Given task: Check each line of the listing for the string "first", then state how many lines have it. Only the number is wanted.

Dataset:
---*---

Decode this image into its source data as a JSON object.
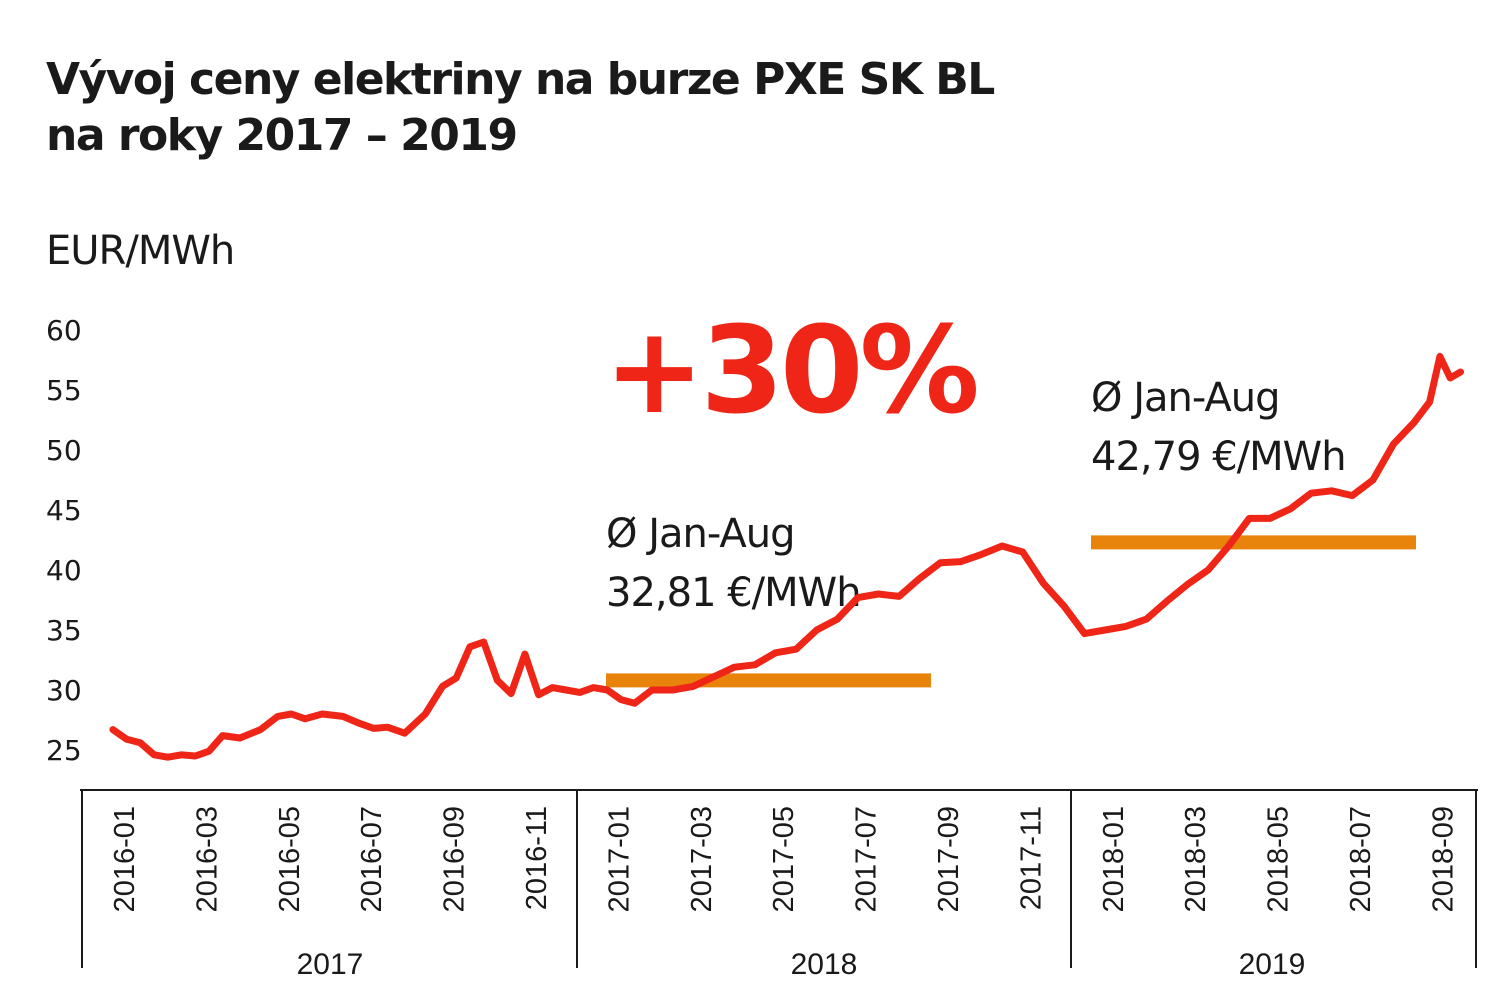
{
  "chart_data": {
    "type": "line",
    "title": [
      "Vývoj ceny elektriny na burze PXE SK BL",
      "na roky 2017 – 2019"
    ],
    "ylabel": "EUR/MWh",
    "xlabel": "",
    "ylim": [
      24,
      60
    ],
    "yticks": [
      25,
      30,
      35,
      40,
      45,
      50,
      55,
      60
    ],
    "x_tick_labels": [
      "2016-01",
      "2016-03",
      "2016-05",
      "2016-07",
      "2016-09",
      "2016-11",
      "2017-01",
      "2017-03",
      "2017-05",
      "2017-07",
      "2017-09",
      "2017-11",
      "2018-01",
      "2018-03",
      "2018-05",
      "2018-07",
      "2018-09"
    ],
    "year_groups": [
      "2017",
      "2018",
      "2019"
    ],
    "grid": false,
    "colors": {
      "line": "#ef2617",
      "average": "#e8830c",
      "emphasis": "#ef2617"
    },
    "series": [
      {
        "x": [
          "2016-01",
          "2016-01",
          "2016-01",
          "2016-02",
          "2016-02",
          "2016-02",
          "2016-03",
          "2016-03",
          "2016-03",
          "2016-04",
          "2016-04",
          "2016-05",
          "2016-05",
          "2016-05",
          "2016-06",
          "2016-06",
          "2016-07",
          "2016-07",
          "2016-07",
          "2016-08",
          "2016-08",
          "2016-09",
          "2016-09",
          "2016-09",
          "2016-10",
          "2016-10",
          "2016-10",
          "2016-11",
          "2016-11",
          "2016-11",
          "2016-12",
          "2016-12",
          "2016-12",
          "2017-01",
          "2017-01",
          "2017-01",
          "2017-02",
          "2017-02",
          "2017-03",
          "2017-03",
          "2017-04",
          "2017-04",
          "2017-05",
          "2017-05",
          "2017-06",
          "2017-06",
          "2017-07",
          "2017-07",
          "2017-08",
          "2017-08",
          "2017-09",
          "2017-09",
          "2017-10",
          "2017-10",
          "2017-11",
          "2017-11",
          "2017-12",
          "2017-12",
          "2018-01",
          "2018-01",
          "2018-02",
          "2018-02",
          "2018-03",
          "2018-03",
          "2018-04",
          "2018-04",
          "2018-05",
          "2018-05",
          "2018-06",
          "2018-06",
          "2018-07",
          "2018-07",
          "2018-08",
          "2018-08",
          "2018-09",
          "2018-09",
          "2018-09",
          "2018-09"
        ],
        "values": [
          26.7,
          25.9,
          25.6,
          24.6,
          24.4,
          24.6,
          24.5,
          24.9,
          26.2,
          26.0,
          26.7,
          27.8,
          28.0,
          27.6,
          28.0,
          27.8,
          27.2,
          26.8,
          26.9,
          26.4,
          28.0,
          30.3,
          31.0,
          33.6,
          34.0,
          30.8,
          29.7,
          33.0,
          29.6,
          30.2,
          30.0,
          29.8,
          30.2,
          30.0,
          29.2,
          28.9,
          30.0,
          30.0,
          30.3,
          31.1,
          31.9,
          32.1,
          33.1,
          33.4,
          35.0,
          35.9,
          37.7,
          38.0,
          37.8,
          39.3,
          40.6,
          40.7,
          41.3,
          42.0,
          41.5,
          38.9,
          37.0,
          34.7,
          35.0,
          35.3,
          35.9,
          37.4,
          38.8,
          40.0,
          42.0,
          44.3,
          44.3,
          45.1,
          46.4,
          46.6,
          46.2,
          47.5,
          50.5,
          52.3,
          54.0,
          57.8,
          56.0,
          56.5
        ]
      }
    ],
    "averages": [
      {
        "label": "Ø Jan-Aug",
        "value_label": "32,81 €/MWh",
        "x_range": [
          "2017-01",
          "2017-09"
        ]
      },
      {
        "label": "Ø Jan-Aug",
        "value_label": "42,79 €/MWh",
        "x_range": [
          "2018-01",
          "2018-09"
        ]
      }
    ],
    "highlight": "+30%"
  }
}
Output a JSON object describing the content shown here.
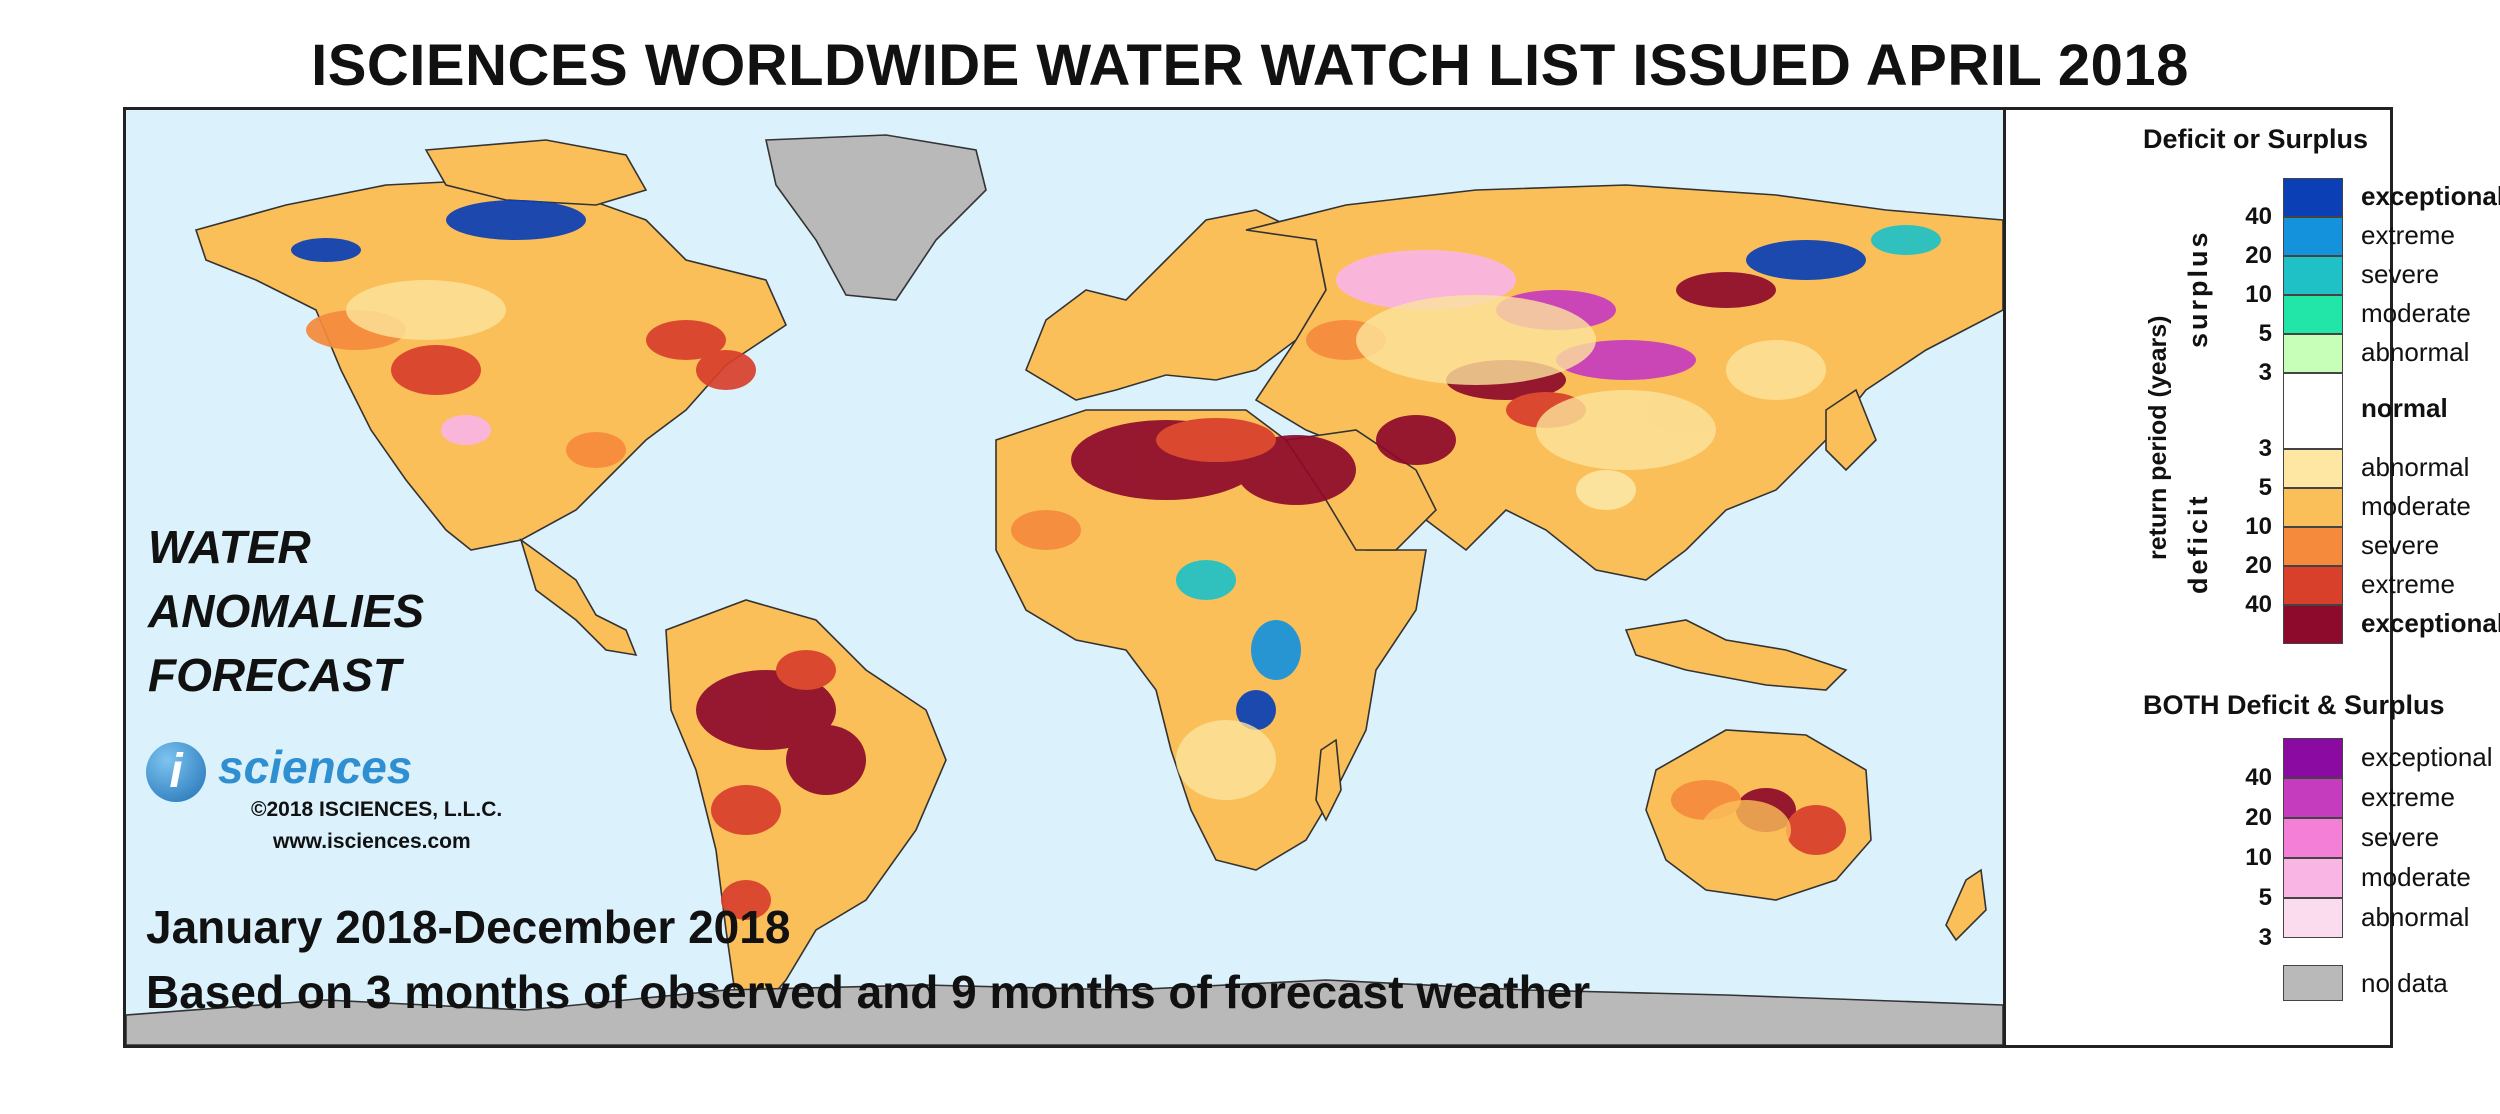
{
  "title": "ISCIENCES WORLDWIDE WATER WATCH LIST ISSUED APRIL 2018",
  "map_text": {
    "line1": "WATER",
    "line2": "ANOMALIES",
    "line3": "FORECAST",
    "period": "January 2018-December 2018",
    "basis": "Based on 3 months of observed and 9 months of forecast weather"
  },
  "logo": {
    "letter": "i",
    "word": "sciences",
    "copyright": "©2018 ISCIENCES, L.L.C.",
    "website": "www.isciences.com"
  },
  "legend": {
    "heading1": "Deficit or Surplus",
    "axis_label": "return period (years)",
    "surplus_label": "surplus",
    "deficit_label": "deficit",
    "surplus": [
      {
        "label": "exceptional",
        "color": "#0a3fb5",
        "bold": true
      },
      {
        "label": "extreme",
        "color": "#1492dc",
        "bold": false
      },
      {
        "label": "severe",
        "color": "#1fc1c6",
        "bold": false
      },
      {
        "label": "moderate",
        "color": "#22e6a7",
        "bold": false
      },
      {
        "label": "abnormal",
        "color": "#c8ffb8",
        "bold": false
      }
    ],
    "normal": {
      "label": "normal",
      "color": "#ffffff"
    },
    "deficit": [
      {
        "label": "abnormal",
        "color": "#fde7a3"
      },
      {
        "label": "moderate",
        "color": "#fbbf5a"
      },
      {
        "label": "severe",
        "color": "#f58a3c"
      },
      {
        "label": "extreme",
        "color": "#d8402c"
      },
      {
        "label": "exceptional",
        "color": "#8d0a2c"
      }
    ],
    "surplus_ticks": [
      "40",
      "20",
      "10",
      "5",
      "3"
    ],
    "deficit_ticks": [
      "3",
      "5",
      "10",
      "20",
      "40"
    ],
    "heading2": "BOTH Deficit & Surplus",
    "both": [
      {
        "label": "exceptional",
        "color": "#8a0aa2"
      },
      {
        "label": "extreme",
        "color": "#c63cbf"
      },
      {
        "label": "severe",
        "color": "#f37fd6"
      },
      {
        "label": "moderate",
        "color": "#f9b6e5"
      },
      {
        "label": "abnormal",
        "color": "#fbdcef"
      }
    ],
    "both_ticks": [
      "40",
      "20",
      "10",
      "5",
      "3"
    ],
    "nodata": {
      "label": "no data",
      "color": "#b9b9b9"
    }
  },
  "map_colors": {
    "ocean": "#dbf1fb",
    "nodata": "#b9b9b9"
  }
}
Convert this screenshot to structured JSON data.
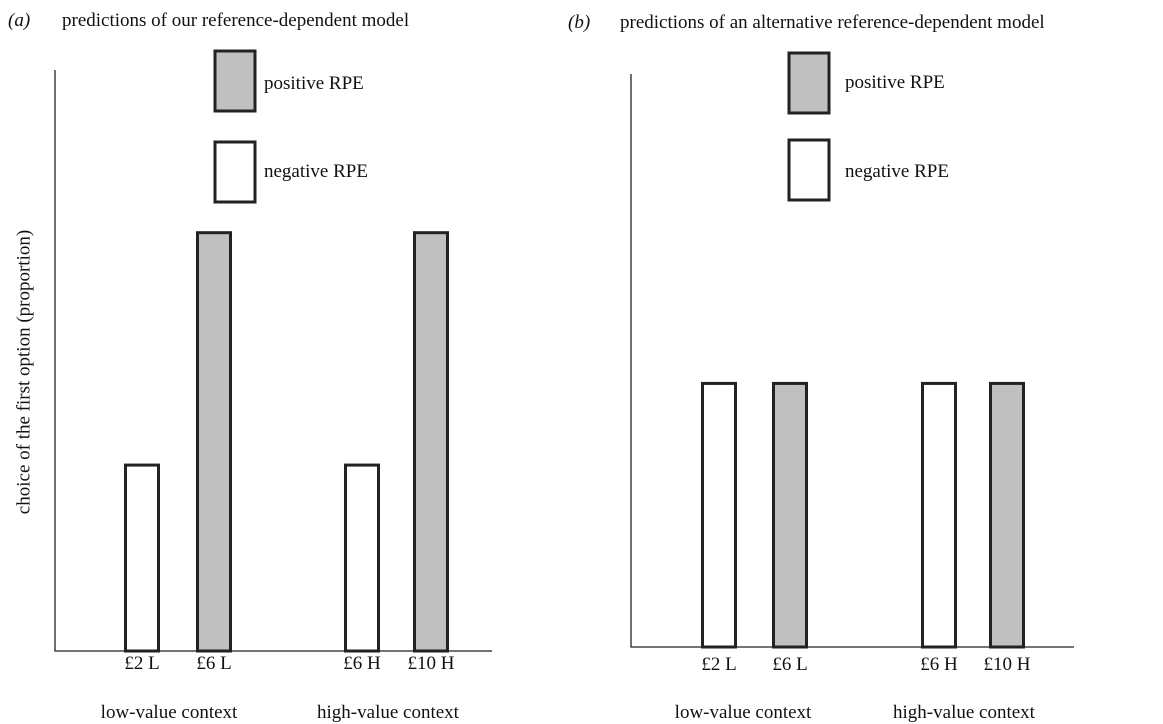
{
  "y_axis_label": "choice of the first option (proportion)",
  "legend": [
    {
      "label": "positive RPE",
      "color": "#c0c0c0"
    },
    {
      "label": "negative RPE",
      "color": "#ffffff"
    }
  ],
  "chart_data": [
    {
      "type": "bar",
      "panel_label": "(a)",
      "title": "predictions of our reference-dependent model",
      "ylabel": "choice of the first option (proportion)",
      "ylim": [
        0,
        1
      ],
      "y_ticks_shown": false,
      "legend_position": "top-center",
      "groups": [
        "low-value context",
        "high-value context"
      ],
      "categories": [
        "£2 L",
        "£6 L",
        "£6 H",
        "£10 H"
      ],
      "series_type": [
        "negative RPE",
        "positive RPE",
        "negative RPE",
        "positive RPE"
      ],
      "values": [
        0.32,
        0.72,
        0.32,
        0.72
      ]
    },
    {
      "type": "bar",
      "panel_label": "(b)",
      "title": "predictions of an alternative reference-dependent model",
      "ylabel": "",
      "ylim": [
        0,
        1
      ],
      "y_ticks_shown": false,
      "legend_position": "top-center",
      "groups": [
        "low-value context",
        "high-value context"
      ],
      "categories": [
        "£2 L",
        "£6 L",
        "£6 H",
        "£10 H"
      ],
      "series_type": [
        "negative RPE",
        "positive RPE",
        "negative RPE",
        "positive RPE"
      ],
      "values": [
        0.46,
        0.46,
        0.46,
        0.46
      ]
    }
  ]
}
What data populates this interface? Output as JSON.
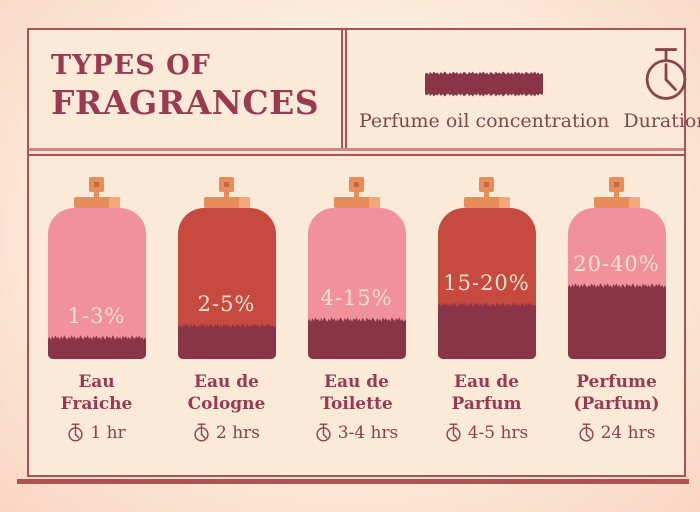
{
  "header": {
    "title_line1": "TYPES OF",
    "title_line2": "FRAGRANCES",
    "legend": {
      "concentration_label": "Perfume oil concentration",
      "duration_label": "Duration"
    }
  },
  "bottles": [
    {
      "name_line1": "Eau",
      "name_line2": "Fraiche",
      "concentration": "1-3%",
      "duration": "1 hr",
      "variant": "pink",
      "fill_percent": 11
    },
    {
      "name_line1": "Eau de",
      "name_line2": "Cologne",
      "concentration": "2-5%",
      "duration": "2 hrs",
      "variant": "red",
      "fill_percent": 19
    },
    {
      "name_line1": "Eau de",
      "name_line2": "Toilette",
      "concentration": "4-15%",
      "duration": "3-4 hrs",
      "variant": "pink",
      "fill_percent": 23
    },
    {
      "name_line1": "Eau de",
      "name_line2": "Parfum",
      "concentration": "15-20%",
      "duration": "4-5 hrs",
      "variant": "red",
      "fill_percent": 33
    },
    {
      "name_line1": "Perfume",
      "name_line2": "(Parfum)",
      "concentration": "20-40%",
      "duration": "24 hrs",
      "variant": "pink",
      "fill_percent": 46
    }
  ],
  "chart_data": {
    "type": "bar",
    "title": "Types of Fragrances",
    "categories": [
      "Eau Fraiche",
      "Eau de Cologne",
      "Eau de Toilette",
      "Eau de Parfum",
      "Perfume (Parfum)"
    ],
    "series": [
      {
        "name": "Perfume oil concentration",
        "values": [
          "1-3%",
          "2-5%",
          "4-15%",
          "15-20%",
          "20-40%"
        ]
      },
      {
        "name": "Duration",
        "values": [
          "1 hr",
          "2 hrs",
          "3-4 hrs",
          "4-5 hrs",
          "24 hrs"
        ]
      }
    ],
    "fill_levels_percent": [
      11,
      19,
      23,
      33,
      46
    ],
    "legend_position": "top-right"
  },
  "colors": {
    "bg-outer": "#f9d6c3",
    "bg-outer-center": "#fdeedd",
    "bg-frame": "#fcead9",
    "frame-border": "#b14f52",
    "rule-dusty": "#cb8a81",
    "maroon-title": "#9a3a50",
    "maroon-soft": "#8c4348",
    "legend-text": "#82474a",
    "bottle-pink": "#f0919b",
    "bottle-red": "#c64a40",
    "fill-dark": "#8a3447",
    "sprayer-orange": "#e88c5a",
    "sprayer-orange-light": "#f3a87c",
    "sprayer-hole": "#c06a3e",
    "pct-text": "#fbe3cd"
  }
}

---*---

Reply: 2